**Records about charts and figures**

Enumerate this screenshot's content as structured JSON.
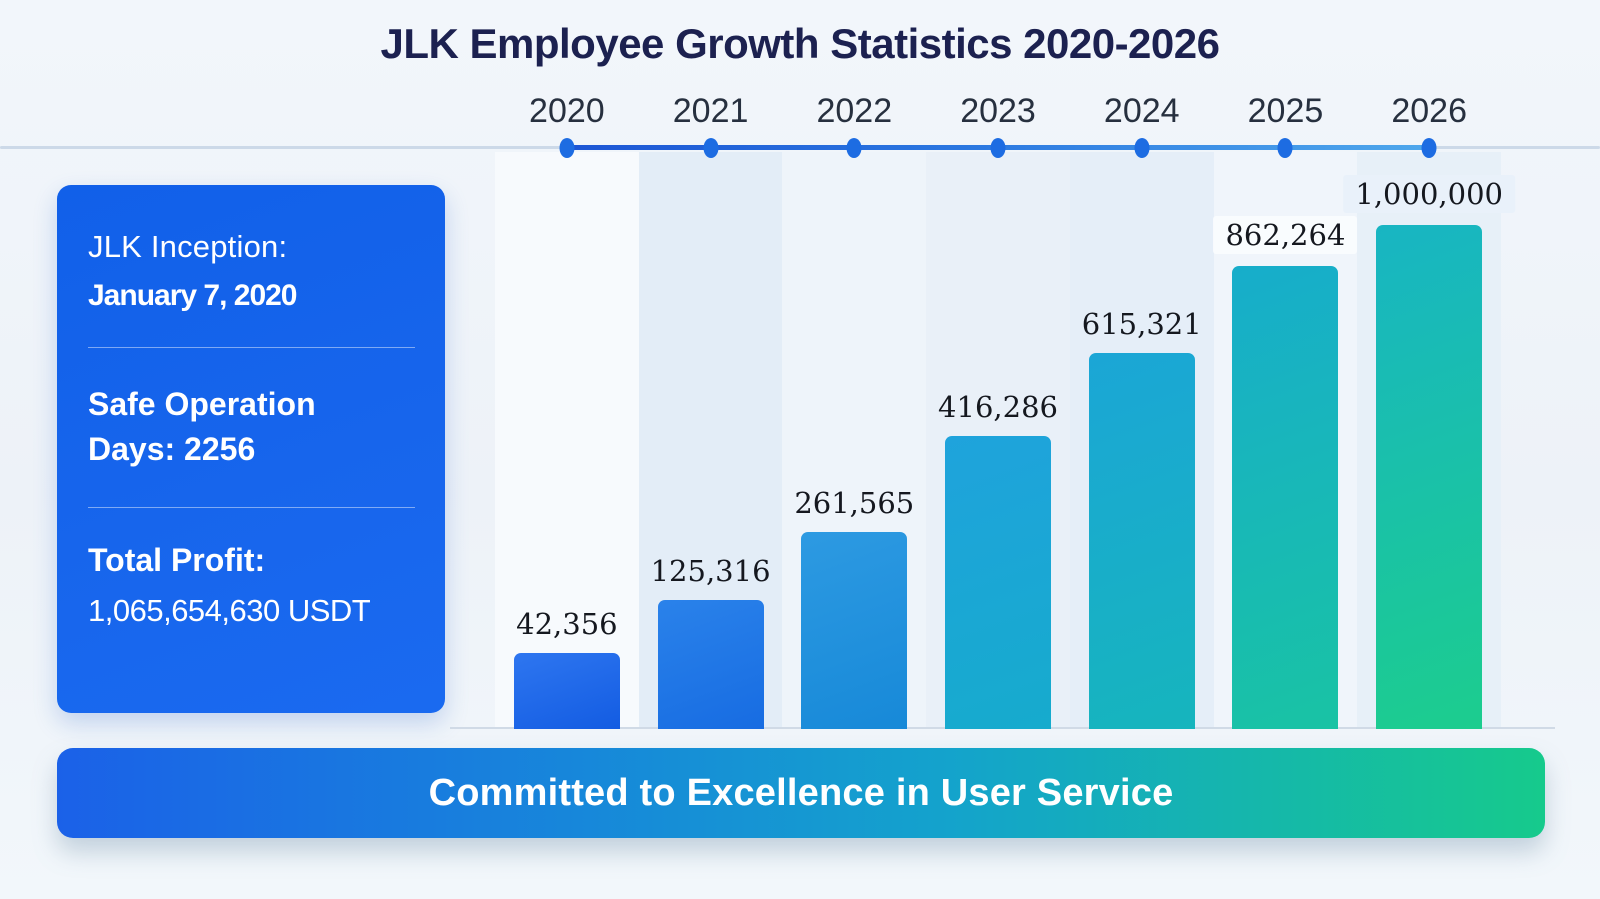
{
  "page": {
    "title": "JLK Employee Growth Statistics 2020-2026"
  },
  "chart_data": {
    "type": "bar",
    "title": "JLK Employee Growth Statistics 2020-2026",
    "categories": [
      "2020",
      "2021",
      "2022",
      "2023",
      "2024",
      "2025",
      "2026"
    ],
    "values": [
      42356,
      125316,
      261565,
      416286,
      615321,
      862264,
      1000000
    ],
    "value_labels": [
      "42,356",
      "125,316",
      "261,565",
      "416,286",
      "615,321",
      "862,264",
      "1,000,000"
    ],
    "xlabel": "",
    "ylabel": "",
    "grid": false,
    "legend": false,
    "axis_style": "horizontal timeline with dots above chart, no y-axis",
    "layout_hints": {
      "bar_height_pct": [
        13.2,
        22.4,
        34.1,
        50.8,
        65.2,
        80.2,
        87.3
      ],
      "labels_with_chip": [
        5,
        6
      ],
      "legend_position": "none"
    },
    "colors": {
      "timeline_dot": "#1d6ce2",
      "timeline_line": "#ccd9e8",
      "timeline_active": [
        "#1c55d4",
        "#4fa8ec"
      ],
      "bar_gradients": [
        [
          "#2e76f0",
          "#135ce2"
        ],
        [
          "#2a82ea",
          "#176ce2"
        ],
        [
          "#2d9ae2",
          "#1789d8"
        ],
        [
          "#1fa3dc",
          "#16abcd"
        ],
        [
          "#1ba6d6",
          "#16b5bd"
        ],
        [
          "#17adcb",
          "#19c3a4"
        ],
        [
          "#18b5c3",
          "#1ccd8e"
        ]
      ]
    }
  },
  "info_panel": {
    "inception_label": "JLK Inception:",
    "inception_value": "January 7, 2020",
    "operation_line1": "Safe Operation",
    "operation_line2": "Days: 2256",
    "profit_label": "Total Profit:",
    "profit_value": "1,065,654,630 USDT"
  },
  "banner": {
    "text": "Committed to Excellence in User Service"
  },
  "colors": {
    "title_text": "#1c2150",
    "panel_blue": "#1563ea",
    "banner_gradient": [
      "#1b61e8",
      "#14a3cc",
      "#16ca8c"
    ]
  }
}
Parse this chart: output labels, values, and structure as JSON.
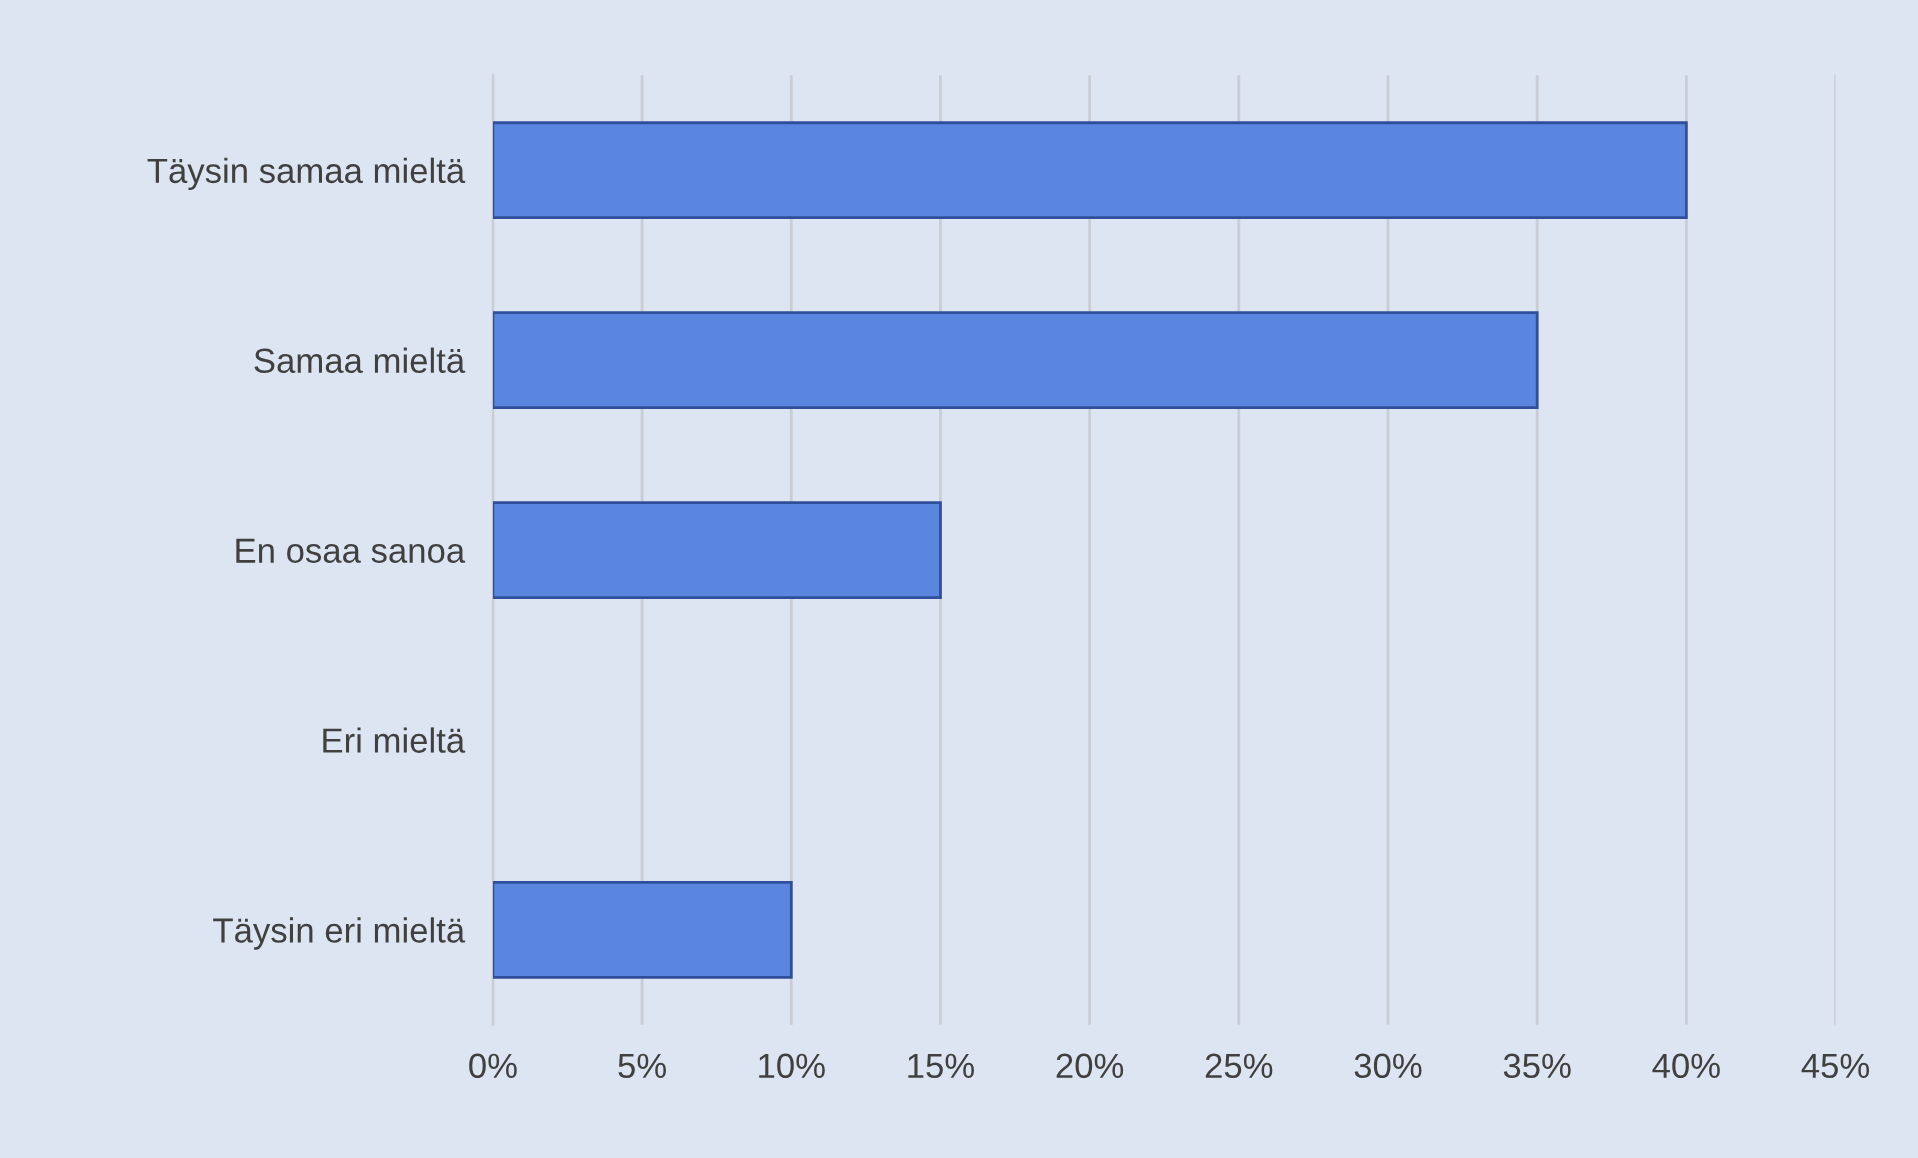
{
  "chart_data": {
    "type": "bar",
    "orientation": "horizontal",
    "categories": [
      "Täysin samaa mieltä",
      "Samaa mieltä",
      "En osaa sanoa",
      "Eri mieltä",
      "Täysin eri mieltä"
    ],
    "values": [
      40,
      35,
      15,
      0,
      10
    ],
    "color": "#5b86e0",
    "xlim": [
      0,
      45
    ],
    "xticks": [
      {
        "value": 0,
        "label": "0%"
      },
      {
        "value": 5,
        "label": "5%"
      },
      {
        "value": 10,
        "label": "10%"
      },
      {
        "value": 15,
        "label": "15%"
      },
      {
        "value": 20,
        "label": "20%"
      },
      {
        "value": 25,
        "label": "25%"
      },
      {
        "value": 30,
        "label": "30%"
      },
      {
        "value": 35,
        "label": "35%"
      },
      {
        "value": 40,
        "label": "40%"
      },
      {
        "value": 45,
        "label": "45%"
      }
    ],
    "grid": "x",
    "legend": false
  }
}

**WHAT IS BEING ASKED**
Extract precisely the lines beginning at the line containing "Parse this chart: output" and ending at the last line of the entries above, exactly as written and with no pictures.

**OUTPUT OF THE EXERCISE**
Parse this chart: output labels, values, and structure as JSON.
{
  "chart_data": {
    "type": "bar",
    "orientation": "horizontal",
    "categories": [
      "Täysin samaa mieltä",
      "Samaa mieltä",
      "En osaa sanoa",
      "Eri mieltä",
      "Täysin eri mieltä"
    ],
    "values": [
      40,
      35,
      15,
      0,
      10
    ],
    "color": "#5b86e0",
    "xlim": [
      0,
      45
    ],
    "xticks": [
      {
        "value": 0,
        "label": "0%"
      },
      {
        "value": 5,
        "label": "5%"
      },
      {
        "value": 10,
        "label": "10%"
      },
      {
        "value": 15,
        "label": "15%"
      },
      {
        "value": 20,
        "label": "20%"
      },
      {
        "value": 25,
        "label": "25%"
      },
      {
        "value": 30,
        "label": "30%"
      },
      {
        "value": 35,
        "label": "35%"
      },
      {
        "value": 40,
        "label": "40%"
      },
      {
        "value": 45,
        "label": "45%"
      }
    ],
    "grid": "x",
    "legend": false
  }
}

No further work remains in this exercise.